- **입력 데이터**:

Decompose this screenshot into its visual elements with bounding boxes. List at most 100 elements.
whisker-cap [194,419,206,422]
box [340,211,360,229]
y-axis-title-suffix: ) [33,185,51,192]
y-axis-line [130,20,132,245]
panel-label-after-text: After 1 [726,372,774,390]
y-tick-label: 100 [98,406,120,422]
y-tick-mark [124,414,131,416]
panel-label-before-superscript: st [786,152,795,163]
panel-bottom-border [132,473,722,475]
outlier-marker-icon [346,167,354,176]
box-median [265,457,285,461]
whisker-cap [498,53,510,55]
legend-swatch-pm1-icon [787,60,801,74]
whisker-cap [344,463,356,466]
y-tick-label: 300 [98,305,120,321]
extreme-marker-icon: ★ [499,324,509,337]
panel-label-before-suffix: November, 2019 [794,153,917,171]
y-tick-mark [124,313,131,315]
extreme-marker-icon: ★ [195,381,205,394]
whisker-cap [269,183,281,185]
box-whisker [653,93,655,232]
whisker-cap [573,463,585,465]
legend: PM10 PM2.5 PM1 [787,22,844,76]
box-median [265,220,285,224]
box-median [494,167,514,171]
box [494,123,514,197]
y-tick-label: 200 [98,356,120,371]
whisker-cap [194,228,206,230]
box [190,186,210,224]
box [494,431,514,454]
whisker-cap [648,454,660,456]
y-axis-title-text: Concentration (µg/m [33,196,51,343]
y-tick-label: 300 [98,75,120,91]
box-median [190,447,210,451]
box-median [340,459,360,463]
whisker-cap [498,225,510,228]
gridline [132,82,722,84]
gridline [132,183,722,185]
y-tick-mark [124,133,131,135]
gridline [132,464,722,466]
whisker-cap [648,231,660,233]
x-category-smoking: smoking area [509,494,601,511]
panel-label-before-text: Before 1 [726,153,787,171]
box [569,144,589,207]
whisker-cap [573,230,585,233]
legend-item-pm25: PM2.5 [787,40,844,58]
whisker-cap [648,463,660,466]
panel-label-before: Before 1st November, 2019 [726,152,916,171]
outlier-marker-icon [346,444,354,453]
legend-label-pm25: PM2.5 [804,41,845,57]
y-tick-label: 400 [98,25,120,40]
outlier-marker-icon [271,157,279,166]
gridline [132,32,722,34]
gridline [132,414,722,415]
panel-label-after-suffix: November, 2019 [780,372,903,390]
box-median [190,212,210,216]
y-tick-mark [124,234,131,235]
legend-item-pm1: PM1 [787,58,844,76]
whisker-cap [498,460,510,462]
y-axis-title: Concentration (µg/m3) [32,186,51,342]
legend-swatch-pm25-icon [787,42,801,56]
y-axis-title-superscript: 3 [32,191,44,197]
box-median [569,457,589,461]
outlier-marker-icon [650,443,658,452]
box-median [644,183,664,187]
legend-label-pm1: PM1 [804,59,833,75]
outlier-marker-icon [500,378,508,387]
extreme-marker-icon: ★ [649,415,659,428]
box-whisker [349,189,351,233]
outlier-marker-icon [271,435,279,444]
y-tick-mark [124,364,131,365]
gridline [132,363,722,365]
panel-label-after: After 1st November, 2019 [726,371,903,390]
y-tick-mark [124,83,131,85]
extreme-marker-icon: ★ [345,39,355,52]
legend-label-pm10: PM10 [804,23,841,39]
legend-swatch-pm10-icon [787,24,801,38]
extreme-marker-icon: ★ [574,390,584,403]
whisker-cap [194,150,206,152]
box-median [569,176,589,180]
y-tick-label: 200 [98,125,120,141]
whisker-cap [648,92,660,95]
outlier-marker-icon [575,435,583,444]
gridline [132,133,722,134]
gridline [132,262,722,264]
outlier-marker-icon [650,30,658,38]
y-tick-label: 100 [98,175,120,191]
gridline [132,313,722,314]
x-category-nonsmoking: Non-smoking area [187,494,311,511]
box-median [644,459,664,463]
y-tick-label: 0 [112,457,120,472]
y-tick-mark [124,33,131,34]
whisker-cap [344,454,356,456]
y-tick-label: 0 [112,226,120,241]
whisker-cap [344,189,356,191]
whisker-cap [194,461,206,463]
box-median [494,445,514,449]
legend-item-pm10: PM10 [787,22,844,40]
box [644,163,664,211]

- **목표**: 위의 항목을 처음부터 끝까지 한 글자도 바꾸지 말고 그대로 다시 옮겨 적으세요.

- **작업 결과**:
Decompose this screenshot into its visual elements with bounding boxes. List at most 100 elements.
whisker-cap [194,419,206,422]
box [340,211,360,229]
y-axis-title-suffix: ) [33,185,51,192]
y-axis-line [130,20,132,245]
panel-label-after-text: After 1 [726,372,774,390]
y-tick-label: 100 [98,406,120,422]
y-tick-mark [124,414,131,416]
panel-label-before-superscript: st [786,152,795,163]
panel-bottom-border [132,473,722,475]
outlier-marker-icon [346,167,354,176]
box-median [265,457,285,461]
whisker-cap [498,53,510,55]
legend-swatch-pm1-icon [787,60,801,74]
whisker-cap [344,463,356,466]
y-tick-label: 300 [98,305,120,321]
extreme-marker-icon: ★ [499,324,509,337]
panel-label-before-suffix: November, 2019 [794,153,917,171]
y-tick-mark [124,313,131,315]
extreme-marker-icon: ★ [195,381,205,394]
whisker-cap [269,183,281,185]
box-whisker [653,93,655,232]
whisker-cap [573,463,585,465]
legend: PM10 PM2.5 PM1 [787,22,844,76]
box-median [265,220,285,224]
box-median [494,167,514,171]
box [494,123,514,197]
y-tick-label: 200 [98,356,120,371]
whisker-cap [194,228,206,230]
box [190,186,210,224]
box [494,431,514,454]
whisker-cap [648,454,660,456]
y-axis-title-text: Concentration (µg/m [33,196,51,343]
y-tick-label: 300 [98,75,120,91]
box-median [190,447,210,451]
box-median [340,459,360,463]
whisker-cap [498,225,510,228]
gridline [132,82,722,84]
gridline [132,183,722,185]
y-tick-mark [124,133,131,135]
gridline [132,464,722,466]
whisker-cap [648,231,660,233]
x-category-smoking: smoking area [509,494,601,511]
panel-label-before-text: Before 1 [726,153,787,171]
box [569,144,589,207]
whisker-cap [573,230,585,233]
legend-item-pm25: PM2.5 [787,40,844,58]
whisker-cap [648,463,660,466]
panel-label-before: Before 1st November, 2019 [726,152,916,171]
outlier-marker-icon [346,444,354,453]
legend-label-pm25: PM2.5 [804,41,845,57]
y-tick-label: 400 [98,25,120,40]
outlier-marker-icon [271,157,279,166]
gridline [132,32,722,34]
gridline [132,414,722,415]
panel-label-after-suffix: November, 2019 [780,372,903,390]
box-median [190,212,210,216]
y-tick-mark [124,234,131,235]
legend-item-pm1: PM1 [787,58,844,76]
whisker-cap [498,460,510,462]
y-axis-title: Concentration (µg/m3) [32,186,51,342]
legend-swatch-pm25-icon [787,42,801,56]
y-axis-title-superscript: 3 [32,191,44,197]
box-median [569,457,589,461]
outlier-marker-icon [650,443,658,452]
box-median [644,183,664,187]
legend-label-pm1: PM1 [804,59,833,75]
outlier-marker-icon [500,378,508,387]
extreme-marker-icon: ★ [649,415,659,428]
box-whisker [349,189,351,233]
outlier-marker-icon [271,435,279,444]
y-tick-mark [124,364,131,365]
gridline [132,363,722,365]
panel-label-after: After 1st November, 2019 [726,371,903,390]
y-tick-mark [124,83,131,85]
extreme-marker-icon: ★ [345,39,355,52]
legend-label-pm10: PM10 [804,23,841,39]
legend-swatch-pm10-icon [787,24,801,38]
extreme-marker-icon: ★ [574,390,584,403]
whisker-cap [194,150,206,152]
box-median [569,176,589,180]
y-tick-label: 200 [98,125,120,141]
whisker-cap [648,92,660,95]
outlier-marker-icon [575,435,583,444]
gridline [132,133,722,134]
gridline [132,262,722,264]
outlier-marker-icon [650,30,658,38]
y-tick-label: 100 [98,175,120,191]
gridline [132,313,722,314]
x-category-nonsmoking: Non-smoking area [187,494,311,511]
box-median [644,459,664,463]
y-tick-label: 0 [112,457,120,472]
y-tick-mark [124,33,131,34]
whisker-cap [344,454,356,456]
y-tick-label: 0 [112,226,120,241]
whisker-cap [344,189,356,191]
whisker-cap [194,461,206,463]
box-median [494,445,514,449]
legend-item-pm10: PM10 [787,22,844,40]
box [644,163,664,211]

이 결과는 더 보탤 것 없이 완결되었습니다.